======== EXTRACT

Keras: Average of non-zero word embeddings

Created on 28 Jan 2016 · 20Comments · Source: keras-team/keras

I'd like to implement a layer that receives some word embeddings from an Embedding layer, which received a padded list of word indexes, and averages all non-zero word vectors to produce one output vector. The input dimensions would be something like (None, 5, 200) and the corresponding output dimensions should then be (None, 1, 200).

I've implemented this so far:

class NonZeroAverage(Layer):

    @property
    def output_shape(self):
        shape = list(self.input_shape)
        assert len(shape) == 3  # only valid for 3D tensors
        shape[1] = 1
        return tuple(shape)

    def get_output(self, train=False):
        x = self.get_input(train)
        shape = list(self.input_shape)
        sums = x.sum(axis=-1)
        counts = T.neq(x, 0).sum(axis=-1)
        avg_non_zeros = sums / counts
        reshaped = avg_non_zeros.reshape((shape[0], 1, shape[2])).astype('float32') # convolution requires float32
        return reshaped

I'm not sure if this is correct, though. I'm getting the following error as I'm not sure how to broadcast to the None dimension again.

theano.tensor.var.AsTensorError: ('Cannot convert (None, 1, 200) to TensorType', <type 'tuple'>)

Can you help me?

Source

sebastianruder

Most helpful comment

For anyone who stumbles onto this post looking to deal with Embeddings, zeros, and masks, the following works in both Theano and TF.

My solution to this problem is as follows:

(1) Make a custom ZeroMaskedEntries layer that (a) zeros out all of the masked-out embedding rows and (b) swallows the mask so it doesn't pass on.

(2) Use a lambda function called mask_aware_mean that knows to ignore all-zero rows when taking the mean.

This is a little bit silly (inefficient) because first I get rid of the mask, and then I reconstruct, but it gets rid of the whole MaskEatingLambda business. You can also use ZeroMaskedEntries in other places, and easily modify it to pass on the mask if need be.

Here is ZeroMaskedEntries:

import keras.backend as K
from keras.engine.topology import Layer

class ZeroMaskedEntries(Layer):
    """
    This layer is called after an Embedding layer.
    It zeros out all of the masked-out embeddings.
    It also swallows the mask without passing it on.
    You can change this to default pass-on behavior as follows:

    def compute_mask(self, x, mask=None):
        if not self.mask_zero:
            return None
        else:
            return K.not_equal(x, 0)
    """

    def __init__(self, **kwargs):
        self.support_mask = True
        super(ZeroMaskedEntries, self).__init__(**kwargs)

    def build(self, input_shape):
        self.output_dim = input_shape[1]
        self.repeat_dim = input_shape[2]

    def call(self, x, mask=None):
        mask = K.cast(mask, 'float32')
        mask = K.repeat(mask, self.repeat_dim)
        mask = K.permute_dimensions(mask, (0, 2, 1))

================

__WORK TO DO__:
[a] In the Keras thread, what output dimensions should the averaging layer produce for an input of (None, 5, 200)?
[b] Retype the portion of the Keras thread between "(2) Use a lambda" and "if need be.", inclusive.

======== DATASET CONTENT

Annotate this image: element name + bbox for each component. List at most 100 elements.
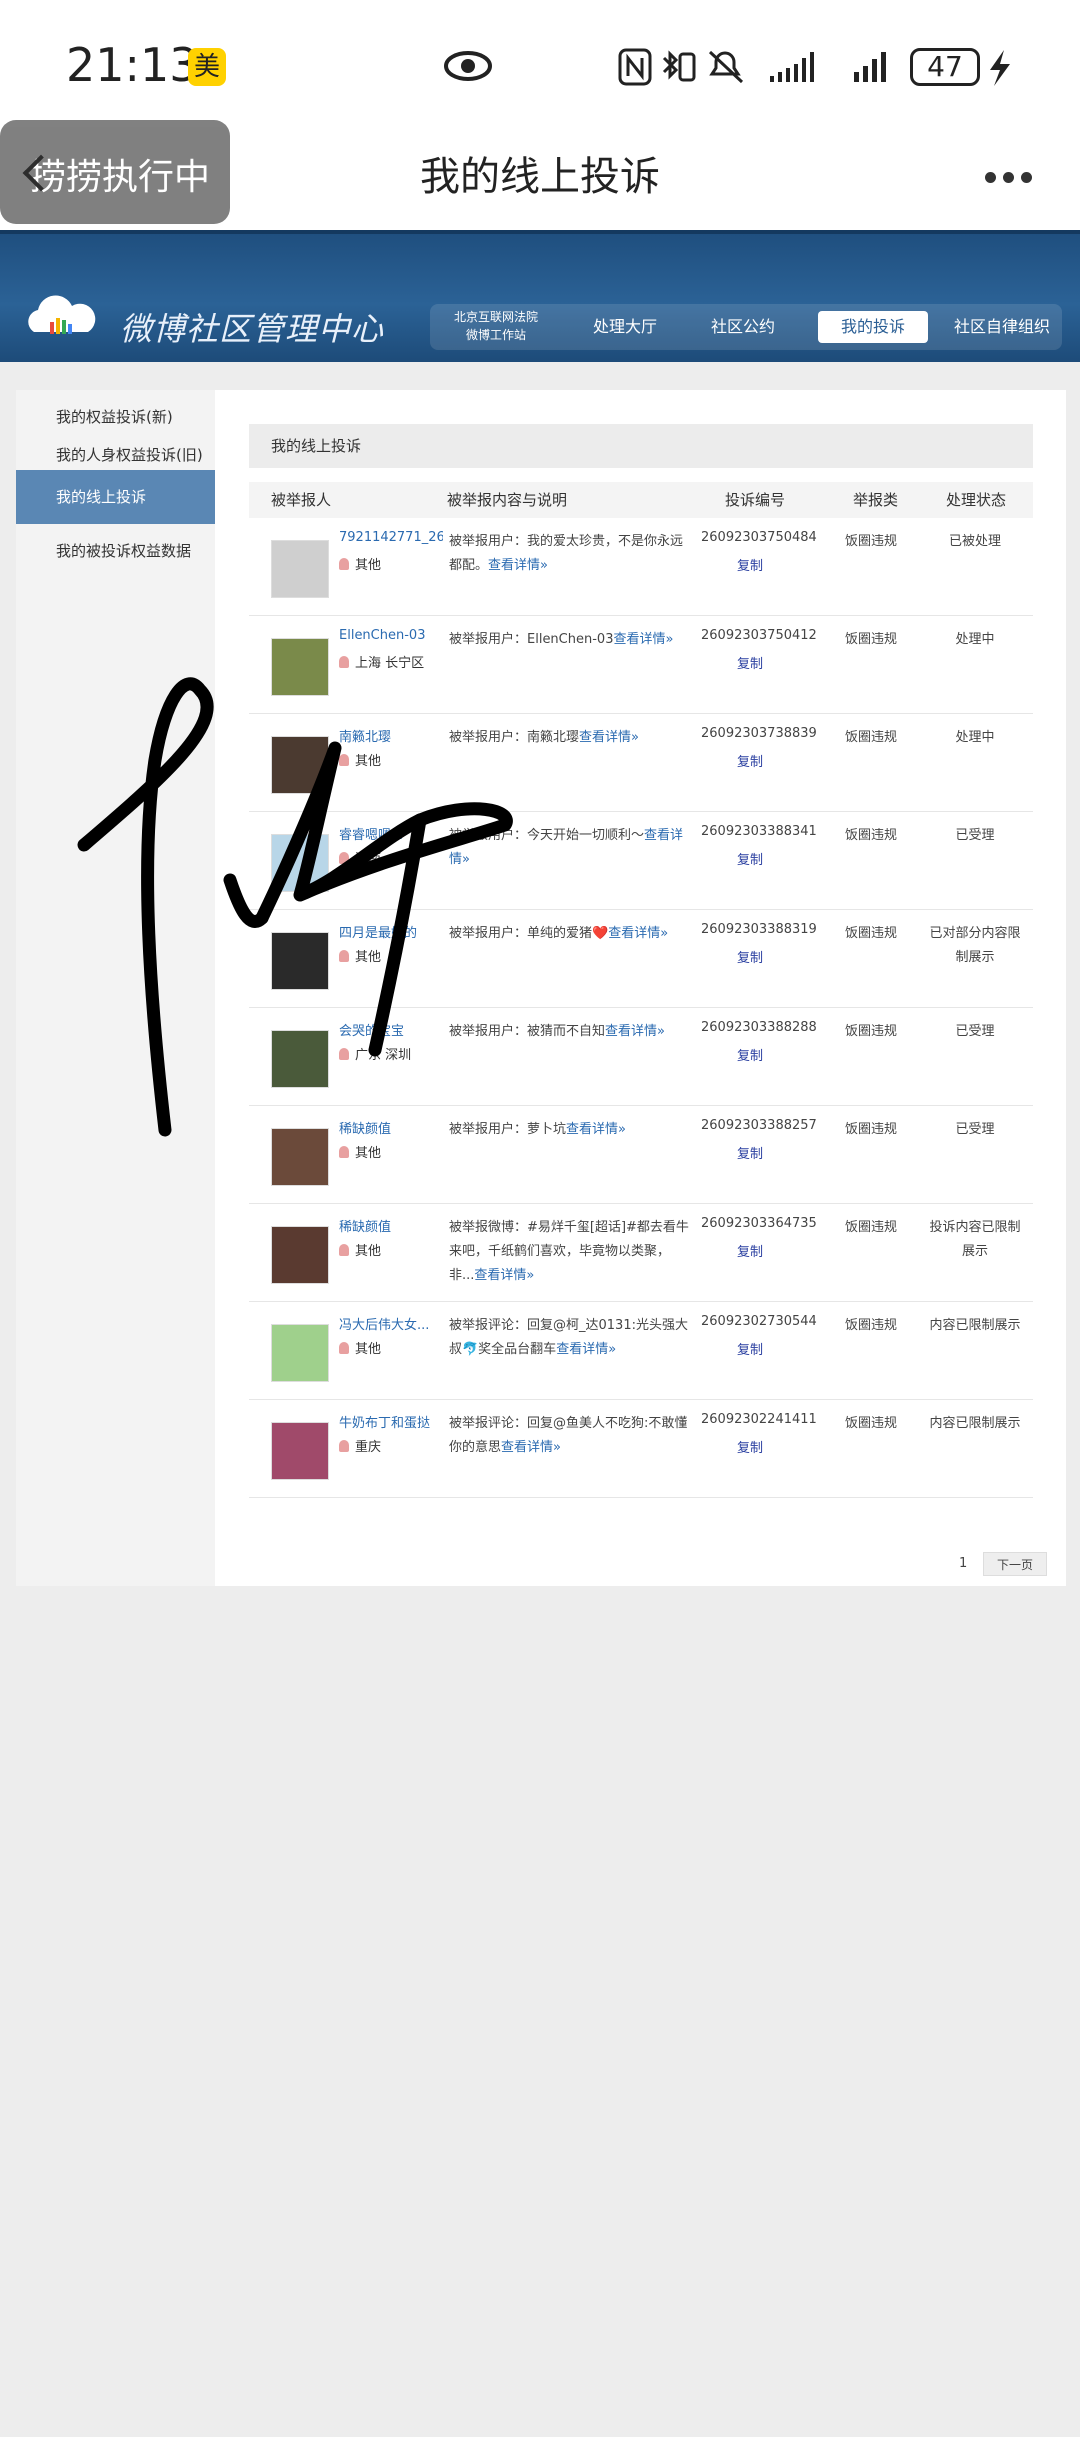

================

__TASK-BY-TASK RESULTS__:
[a] (None, 1, 200)

[b]
(2) Use a lambda function called mask_aware_mean that knows to ignore all-zero rows when taking the mean.

This is a little bit silly (inefficient) because first I get rid of the mask, and then I reconstruct, but it gets rid of the whole MaskEatingLambda business. You can also use ZeroMaskedEntries in other places, and easily modify it to pass on the mask if need be.